• _Input rows_:
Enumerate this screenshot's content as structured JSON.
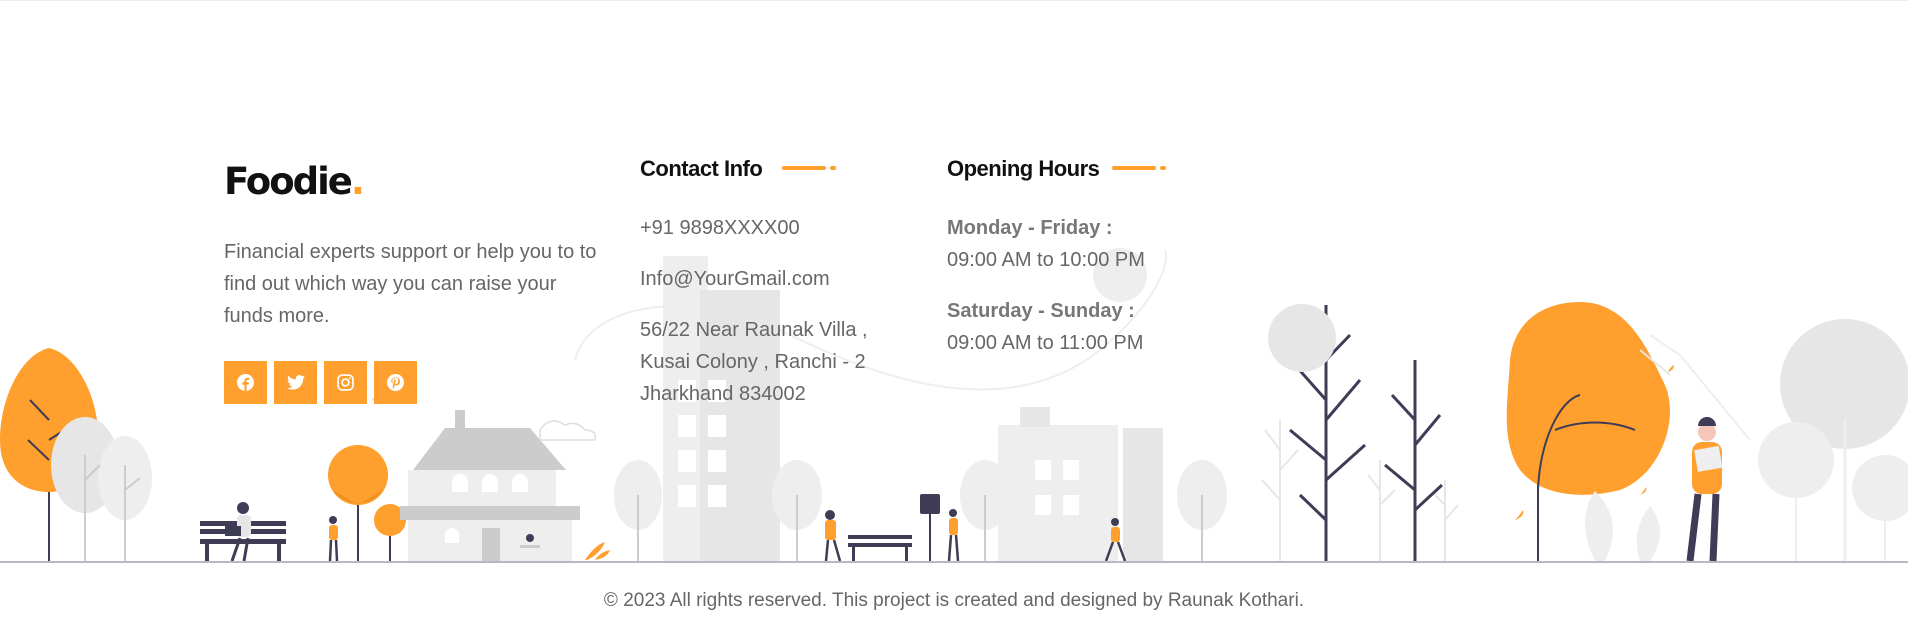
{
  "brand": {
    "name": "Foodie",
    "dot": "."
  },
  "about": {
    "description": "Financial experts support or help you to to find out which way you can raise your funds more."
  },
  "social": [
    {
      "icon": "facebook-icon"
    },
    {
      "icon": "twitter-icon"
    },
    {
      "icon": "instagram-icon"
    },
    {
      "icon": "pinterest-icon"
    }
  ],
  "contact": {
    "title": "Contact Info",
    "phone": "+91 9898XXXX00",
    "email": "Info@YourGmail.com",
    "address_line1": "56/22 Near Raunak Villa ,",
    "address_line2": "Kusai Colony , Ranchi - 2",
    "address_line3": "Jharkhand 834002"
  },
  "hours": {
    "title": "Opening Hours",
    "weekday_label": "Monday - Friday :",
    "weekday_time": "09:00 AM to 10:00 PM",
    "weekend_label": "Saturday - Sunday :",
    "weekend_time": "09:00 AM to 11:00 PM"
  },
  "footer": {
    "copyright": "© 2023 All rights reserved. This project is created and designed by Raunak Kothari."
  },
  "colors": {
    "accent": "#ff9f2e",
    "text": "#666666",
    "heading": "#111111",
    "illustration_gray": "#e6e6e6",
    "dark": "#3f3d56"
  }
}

• _Task directions_: Search the data for "Info". Copy every matching line.

• _Solution for this problem_:
    "title": "Contact Info",
    "email": "Info@YourGmail.com",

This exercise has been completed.